─── AVAILABLE DATA
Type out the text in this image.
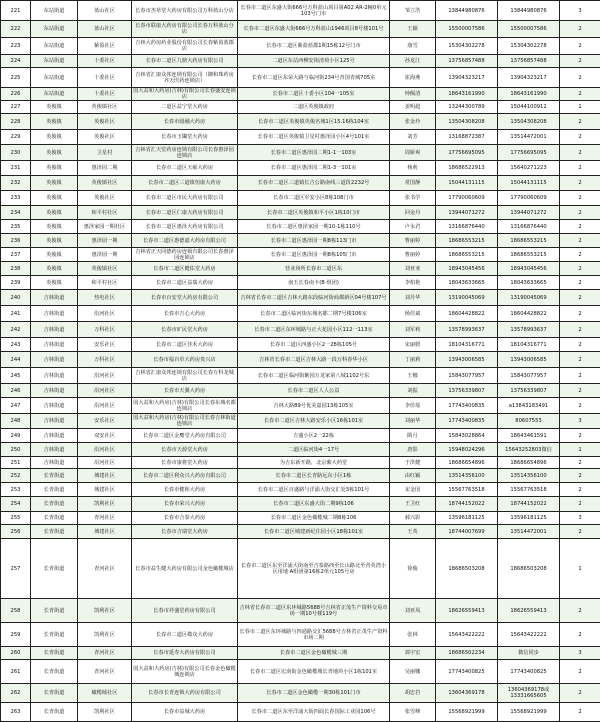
221	东站街道	蓝山社区	长春市杰草堂大药房有限公司万科蓝山分店	长春市二道区东盛大街666号万科蓝山项目第A02 AR-2幢0单元103号门市	邹立浩	13844980876	13844980876	3
222	东站街道	蓝山社区	长春市联康大药房有限公司长春万科蓝山分店	长春市二道区东盛大街666号万科蓝山1946项目8号楼101号	王颖	15500007586	15500007586	2
223	东站街道	紫盈社区	吉林大药房药业股份有限公司长春紫盈蓝郡店	长春市二道区紫盈蓝郡1期15栋12号门市	康雪	15304302278	15304302278	2
224	东站街道	十委社区	长春市二道区九鼎大药房有限公司	二道区东站西柳安街清荷小区125号	孙龙江	13756857488	13756857488	2
225	东站街道	十委社区	吉林省汇康众邦连锁有限公司（御和珠药房齐天医药连锁店）	长春市二道区东荣大路与临河街234号青国青城705室	崔海燕	13904323217	13904323217	2
226	东站街道	十委社区	国大益和大药房(吉林)有限公司长春盛安连锁店	长春市二道区十委小区104一105室	钟佩清	18643161990	18643161990	2
227	英俊镇	英俊镇社区	二道区益宁堂大药房	二道区英俊镇政府	姜明超	13244300789	15044100912	1
228	英俊镇	英俊社区	长春市圆融大药房	长春市二道区英俊镇英俊名城1区15.16栋104室	张金玲	13504308208	13504308208	2
229	英俊镇	英俊社区	长春市玉镯堂大药房	长春市二道区英俊镇卫星村惠泽园小区4号101室	刘芳	13168872387	13514472001	2
230	英俊镇	卫星村	吉林省汇天堂药房连锁有限公司长春惠泽园连锁店	长春市二道区惠泽园二期1-1一103室	周娇爽	17756695095	17756695095	2
231	英俊镇	惠泽园二期	长春市二道区天硕大药房	长春市二道区惠泽园二期1-3一101室	杨莉	18686522913	15640271223	2
232	英俊镇	英俊镇社区	长春市二道区三道镇恒康大药房	长春市二道区三道镇长吉公路南线三道段2232号	常国静	15044131115	15044131115	2
233	英俊镇	英俊社区	长春市二道区市民大药房有限公司	长春市二道区军安小区8栋108门市	张书学	17790060609	17790060609	2
234	英俊镇	和平村社区	长春市二道区仁康大药房有限公司	长春市二道区英俊镇和平小区1栋10门市	回金丹	13944071272	13944071272	2
235	英俊镇	惠泽家园一期社区	长春市二道区惠泽大药房有限公司	长春市二道区惠泽家园一期10-1栋110号	卢永君	13166876440	13166876440	2
236	英俊镇	惠泽园一期	长春市二道区惠德嘉大药房有限公司	长春市二道区惠泽园一期8栋113门市	曹丽婷	18686553215	18686553215	2
237	英俊镇	惠泽园一期	吉林省正天同德药房连锁有限公司长春惠泽园连锁店	长春市二道区惠泽园一期8栋105门市	曹丽婷	18686553215	18686553215	2
238	英俊镇	英俊镇社区	长春市二道区健佑堂大药房	营业场所长春市二道区东	刘亚亚	18943045456	18943045456	2
239	英俊镇	和平村社区	长春市二道区益瑞大药房	南玉长春南卡(B 组团)	李柏艳	18043633665	18043633665	2
240	吉林街道	热电社区	长春市百安堂大药房有限公司	吉林省长春市二道区吉林大路东段临河街商都新区04号楼107号	刘丹华	13190045069	13190045069	2
241	吉林街道	沿河社区	长春市吉心大药房	长春市二道区临河街东城名都二期7号楼106室	杨佳斌	18604428822	18604428822	2
242	吉林街道	万科社区	长春市旷民堂大药房	长春市二道区东环城路与正大花园小区112一113室	刘军莉	13578993637	13578993637	2
243	吉林街道	安乐社区	长春市二道区佳禾大药房	长春市二道区西盛小区2一28栋105号	宋丽媛	18104316771	18104316771	2
244	吉林街道	万科社区	长春市福百草大药房贵兴店	吉林省长春市二道区吉林大路一段万科春华小区	丁丽莉	13943006585	13943006585	2
245	吉林街道	沿河社区	吉林省汇康众邦连锁有限公司长春万科龙城店	长春市二道区临河街紫园万龙家第八城1102号东	王娜	15843077957	15843077957	2
246	吉林街道	沿河社区	长春市天翼大药房	长春市二道区人人公益	刘振	13756339807	13756339807	2
247	吉林街道	沿河社区	国大益和大药房(吉林)有限公司长春东城名都连锁店	吉林大路89号优美嘉园13栋105室	李佳瑶	17743400835	a13843183491	2
248	吉林街道	安乐社区	国大益和大药房(吉林)有限公司长春吉林街道连锁店	长春市二道区吉林大路安乐小区16栋101室	刘丽华	17743400835	80607553	3
249	吉林街道	双安社区	长春市二道区金鹰堂大药房有限公司	吉盛小区2一22栋	隋月	15843028864	18643461591	2
250	吉林街道	沿河社区	长春市天源堂大药房	二道区临河街4一17号	唐影	15948024296	15643252803微信	1
251	吉林街道	沿河社区	长春市康将堂大药房	为吉东新开路，北京紫大药堂	于洪健	18686654896	18686654896	2
252	长青街道	城建社区	长春市二道区利众兴大药房有限公司	长春市二道区长青路远东小区1栋	由红颖	13514356100	13514356100	2
253	长青街道	城建社区	长春市健和大药房	长春市二道区百盛路与洋浦大街交汇处3栋101号	宋金国	15567763518	15567763518	2
254	长青街道	凯利社区	长春市荣兴大药房	长春市二道区东盛大街二期9栋106	王卫红	18744152022	18744152022	2
255	长青街道	青河社区	长春市合泰大药房	长春市二道区金色橄榄城二期8栋106	郝兴影	13596181125	13596181125	3
256	长青街道	城建社区	长春市吉瑞堂大药房	长春市二道区城建新纪住园小区18栋101室	王英	18744007699	13514472001	2
257	长青街道	青河社区	长春市益生健大药房有限公司金色橄榄城店	长春市二道区东至洋浦大街南至吉泰路西至长山路北至青英湾小区用地 A组团第16栋2单元105号房	徐俊	18686503208	18686503208	1
258	长青街道	凯利社区	长春市祥盛堂药房有限公司	吉林省长春市二道区东环城路5688号吉林省正茂生产资料交易市场一期10号楼119号	刘亚凤	18626559413	18626559413	2
259	长青街道	凯利社区	长春市二道区敬众大药房	长春市二道区东环城路与四通路交汇5688号吉林省正茂生产资料市场二期	张林	15643422222	15643422222	2
260	长青街道	青河社区	长春市延寿大药房有限公司	长春市二道区金色橄榄城三期	郭宇宏	18686502234	微信同步	3
261	长青街道	青河社区	国大益和大药房(吉林)有限公司长春金色橄榄城连锁店	长春市二道区宏南街金色橄榄城长青地块小区1栋101室	吴丽娜	17743400825	17743400825	2
262	长青街道	橄榄城社区	长春市长青连锁大药房有限公司	长春市二道区金色橄榄一期30栋101门市	胡忠岩	13604369178	13604369178或13331665605	2
263	长青街道	凯利社区	长春市益城大药房	长春市二道区东至洋浦大街四面长春国际工业园106号	张雪峰	15568921999	15568921999	2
──────
» **WHAT YOU ARE ASKED TO DO**: Without including any picture, repeat the data exactly.

» **THE OUTPUT**:
Type out the text in this image.
221	东站街道	蓝山社区	长春市杰草堂大药房有限公司万科蓝山分店	长春市二道区东盛大街666号万科蓝山项目第A02 AR-2幢0单元103号门市	邹立浩	13844980876	13844980876	3
222	东站街道	蓝山社区	长春市联康大药房有限公司长春万科蓝山分店	长春市二道区东盛大街666号万科蓝山1946项目8号楼101号	王颖	15500007586	15500007586	2
223	东站街道	紫盈社区	吉林大药房药业股份有限公司长春紫盈蓝郡店	长春市二道区紫盈蓝郡1期15栋12号门市	康雪	15304302278	15304302278	2
224	东站街道	十委社区	长春市二道区九鼎大药房有限公司	二道区东站西柳安街清荷小区125号	孙龙江	13756857488	13756857488	2
225	东站街道	十委社区	吉林省汇康众邦连锁有限公司（御和珠药房齐天医药连锁店）	长春市二道区东荣大路与临河街234号青国青城705室	崔海燕	13904323217	13904323217	2
226	东站街道	十委社区	国大益和大药房(吉林)有限公司长春盛安连锁店	长春市二道区十委小区104一105室	钟佩清	18643161990	18643161990	2
227	英俊镇	英俊镇社区	二道区益宁堂大药房	二道区英俊镇政府	姜明超	13244300789	15044100912	1
228	英俊镇	英俊社区	长春市圆融大药房	长春市二道区英俊镇英俊名城1区15.16栋104室	张金玲	13504308208	13504308208	2
229	英俊镇	英俊社区	长春市玉镯堂大药房	长春市二道区英俊镇卫星村惠泽园小区4号101室	刘芳	13168872387	13514472001	2
230	英俊镇	卫星村	吉林省汇天堂药房连锁有限公司长春惠泽园连锁店	长春市二道区惠泽园二期1-1一103室	周娇爽	17756695095	17756695095	2
231	英俊镇	惠泽园二期	长春市二道区天硕大药房	长春市二道区惠泽园二期1-3一101室	杨莉	18686522913	15640271223	2
232	英俊镇	英俊镇社区	长春市二道区三道镇恒康大药房	长春市二道区三道镇长吉公路南线三道段2232号	常国静	15044131115	15044131115	2
233	英俊镇	英俊社区	长春市二道区市民大药房有限公司	长春市二道区军安小区8栋108门市	张书学	17790060609	17790060609	2
234	英俊镇	和平村社区	长春市二道区仁康大药房有限公司	长春市二道区英俊镇和平小区1栋10门市	回金丹	13944071272	13944071272	2
235	英俊镇	惠泽家园一期社区	长春市二道区惠泽大药房有限公司	长春市二道区惠泽家园一期10-1栋110号	卢永君	13166876440	13166876440	2
236	英俊镇	惠泽园一期	长春市二道区惠德嘉大药房有限公司	长春市二道区惠泽园一期8栋113门市	曹丽婷	18686553215	18686553215	2
237	英俊镇	惠泽园一期	吉林省正天同德药房连锁有限公司长春惠泽园连锁店	长春市二道区惠泽园一期8栋105门市	曹丽婷	18686553215	18686553215	2
238	英俊镇	英俊镇社区	长春市二道区健佑堂大药房	营业场所长春市二道区东	刘亚亚	18943045456	18943045456	2
239	英俊镇	和平村社区	长春市二道区益瑞大药房	南玉长春南卡(B 组团)	李柏艳	18043633665	18043633665	2
240	吉林街道	热电社区	长春市百安堂大药房有限公司	吉林省长春市二道区吉林大路东段临河街商都新区04号楼107号	刘丹华	13190045069	13190045069	2
241	吉林街道	沿河社区	长春市吉心大药房	长春市二道区临河街东城名都二期7号楼106室	杨佳斌	18604428822	18604428822	2
242	吉林街道	万科社区	长春市旷民堂大药房	长春市二道区东环城路与正大花园小区112一113室	刘军莉	13578993637	13578993637	2
243	吉林街道	安乐社区	长春市二道区佳禾大药房	长春市二道区西盛小区2一28栋105号	宋丽媛	18104316771	18104316771	2
244	吉林街道	万科社区	长春市福百草大药房贵兴店	吉林省长春市二道区吉林大路一段万科春华小区	丁丽莉	13943006585	13943006585	2
245	吉林街道	沿河社区	吉林省汇康众邦连锁有限公司长春万科龙城店	长春市二道区临河街紫园万龙家第八城1102号东	王娜	15843077957	15843077957	2
246	吉林街道	沿河社区	长春市天翼大药房	长春市二道区人人公益	刘振	13756339807	13756339807	2
247	吉林街道	沿河社区	国大益和大药房(吉林)有限公司长春东城名都连锁店	吉林大路89号优美嘉园13栋105室	李佳瑶	17743400835	a13843183491	2
248	吉林街道	安乐社区	国大益和大药房(吉林)有限公司长春吉林街道连锁店	长春市二道区吉林大路安乐小区16栋101室	刘丽华	17743400835	80607553	3
249	吉林街道	双安社区	长春市二道区金鹰堂大药房有限公司	吉盛小区2一22栋	隋月	15843028864	18643461591	2
250	吉林街道	沿河社区	长春市天源堂大药房	二道区临河街4一17号	唐影	15948024296	15643252803微信	1
251	吉林街道	沿河社区	长春市康将堂大药房	为吉东新开路，北京紫大药堂	于洪健	18686654896	18686654896	2
252	长青街道	城建社区	长春市二道区利众兴大药房有限公司	长春市二道区长青路远东小区1栋	由红颖	13514356100	13514356100	2
253	长青街道	城建社区	长春市健和大药房	长春市二道区百盛路与洋浦大街交汇处3栋101号	宋金国	15567763518	15567763518	2
254	长青街道	凯利社区	长春市荣兴大药房	长春市二道区东盛大街二期9栋106	王卫红	18744152022	18744152022	2
255	长青街道	青河社区	长春市合泰大药房	长春市二道区金色橄榄城二期8栋106	郝兴影	13596181125	13596181125	3
256	长青街道	城建社区	长春市吉瑞堂大药房	长春市二道区城建新纪住园小区18栋101室	王英	18744007699	13514472001	2
257	长青街道	青河社区	长春市益生健大药房有限公司金色橄榄城店	长春市二道区东至洋浦大街南至吉泰路西至长山路北至青英湾小区用地 A组团第16栋2单元105号房	徐俊	18686503208	18686503208	1
258	长青街道	凯利社区	长春市祥盛堂药房有限公司	吉林省长春市二道区东环城路5688号吉林省正茂生产资料交易市场一期10号楼119号	刘亚凤	18626559413	18626559413	2
259	长青街道	凯利社区	长春市二道区敬众大药房	长春市二道区东环城路与四通路交汇5688号吉林省正茂生产资料市场二期	张林	15643422222	15643422222	2
260	长青街道	青河社区	长春市延寿大药房有限公司	长春市二道区金色橄榄城三期	郭宇宏	18686502234	微信同步	3
261	长青街道	青河社区	国大益和大药房(吉林)有限公司长春金色橄榄城连锁店	长春市二道区宏南街金色橄榄城长青地块小区1栋101室	吴丽娜	17743400825	17743400825	2
262	长青街道	橄榄城社区	长春市长青连锁大药房有限公司	长春市二道区金色橄榄一期30栋101门市	胡忠岩	13604369178	13604369178或13331665605	2
263	长青街道	凯利社区	长春市益城大药房	长春市二道区东至洋浦大街四面长春国际工业园106号	张雪峰	15568921999	15568921999	2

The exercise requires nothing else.